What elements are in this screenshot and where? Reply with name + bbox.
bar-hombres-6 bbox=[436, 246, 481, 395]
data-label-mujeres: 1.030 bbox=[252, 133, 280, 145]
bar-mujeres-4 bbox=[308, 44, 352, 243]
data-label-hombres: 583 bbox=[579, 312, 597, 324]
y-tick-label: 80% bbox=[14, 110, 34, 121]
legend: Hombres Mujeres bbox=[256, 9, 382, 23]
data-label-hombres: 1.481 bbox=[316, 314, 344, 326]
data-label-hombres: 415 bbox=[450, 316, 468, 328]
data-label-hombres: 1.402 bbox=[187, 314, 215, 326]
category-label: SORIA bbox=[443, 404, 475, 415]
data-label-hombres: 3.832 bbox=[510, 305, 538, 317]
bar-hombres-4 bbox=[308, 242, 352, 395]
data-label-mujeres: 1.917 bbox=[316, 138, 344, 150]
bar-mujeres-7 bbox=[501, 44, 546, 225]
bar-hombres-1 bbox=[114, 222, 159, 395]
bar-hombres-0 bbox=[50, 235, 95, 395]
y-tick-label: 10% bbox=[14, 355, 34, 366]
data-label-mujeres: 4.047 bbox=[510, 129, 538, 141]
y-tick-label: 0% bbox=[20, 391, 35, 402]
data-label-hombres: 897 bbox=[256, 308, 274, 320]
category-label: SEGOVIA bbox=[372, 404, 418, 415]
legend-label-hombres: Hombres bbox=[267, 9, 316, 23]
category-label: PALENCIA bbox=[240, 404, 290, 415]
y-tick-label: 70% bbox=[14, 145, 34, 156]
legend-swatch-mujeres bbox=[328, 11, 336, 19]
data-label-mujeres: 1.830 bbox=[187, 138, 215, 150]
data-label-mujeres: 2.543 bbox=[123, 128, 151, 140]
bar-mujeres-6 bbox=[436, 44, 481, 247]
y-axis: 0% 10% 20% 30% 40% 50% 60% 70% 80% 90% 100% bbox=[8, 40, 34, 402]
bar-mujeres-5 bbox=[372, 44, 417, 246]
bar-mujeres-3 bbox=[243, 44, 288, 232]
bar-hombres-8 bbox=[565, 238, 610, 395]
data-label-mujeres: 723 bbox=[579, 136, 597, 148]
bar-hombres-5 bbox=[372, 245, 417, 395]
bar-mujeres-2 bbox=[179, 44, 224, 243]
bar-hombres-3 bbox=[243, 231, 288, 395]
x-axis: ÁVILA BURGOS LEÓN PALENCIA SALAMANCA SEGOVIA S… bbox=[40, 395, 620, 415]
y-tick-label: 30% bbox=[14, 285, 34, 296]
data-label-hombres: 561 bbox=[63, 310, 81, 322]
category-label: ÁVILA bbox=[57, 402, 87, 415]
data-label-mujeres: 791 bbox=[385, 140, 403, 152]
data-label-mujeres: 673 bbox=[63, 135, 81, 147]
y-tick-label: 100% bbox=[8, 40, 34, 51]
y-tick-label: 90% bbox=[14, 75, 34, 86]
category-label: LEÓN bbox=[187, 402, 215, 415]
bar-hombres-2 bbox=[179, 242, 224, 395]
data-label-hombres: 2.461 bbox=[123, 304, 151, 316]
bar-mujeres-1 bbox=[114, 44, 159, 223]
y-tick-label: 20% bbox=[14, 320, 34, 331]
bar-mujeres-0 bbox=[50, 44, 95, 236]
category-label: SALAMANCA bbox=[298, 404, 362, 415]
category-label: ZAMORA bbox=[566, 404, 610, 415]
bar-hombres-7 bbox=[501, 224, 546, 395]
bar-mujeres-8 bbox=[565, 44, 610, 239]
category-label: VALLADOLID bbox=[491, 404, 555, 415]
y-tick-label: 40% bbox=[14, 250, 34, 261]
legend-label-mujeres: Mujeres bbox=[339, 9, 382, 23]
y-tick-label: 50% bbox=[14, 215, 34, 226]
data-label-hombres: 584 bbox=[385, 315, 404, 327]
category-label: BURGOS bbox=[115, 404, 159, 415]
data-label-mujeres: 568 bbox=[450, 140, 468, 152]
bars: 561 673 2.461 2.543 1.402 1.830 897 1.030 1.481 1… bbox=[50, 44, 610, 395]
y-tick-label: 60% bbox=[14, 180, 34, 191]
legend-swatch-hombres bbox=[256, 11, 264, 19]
***
◆ Request
Reproduce word for word everything from the first line of the records down to the line containing "data-label-hombres: 415 bbox=[450, 316, 468, 328]", with both of those lines included.

◆ Correct output
What elements are in this screenshot and where? Reply with name + bbox.
bar-hombres-6 bbox=[436, 246, 481, 395]
data-label-mujeres: 1.030 bbox=[252, 133, 280, 145]
bar-mujeres-4 bbox=[308, 44, 352, 243]
data-label-hombres: 583 bbox=[579, 312, 597, 324]
y-tick-label: 80% bbox=[14, 110, 34, 121]
legend: Hombres Mujeres bbox=[256, 9, 382, 23]
data-label-hombres: 1.481 bbox=[316, 314, 344, 326]
data-label-hombres: 415 bbox=[450, 316, 468, 328]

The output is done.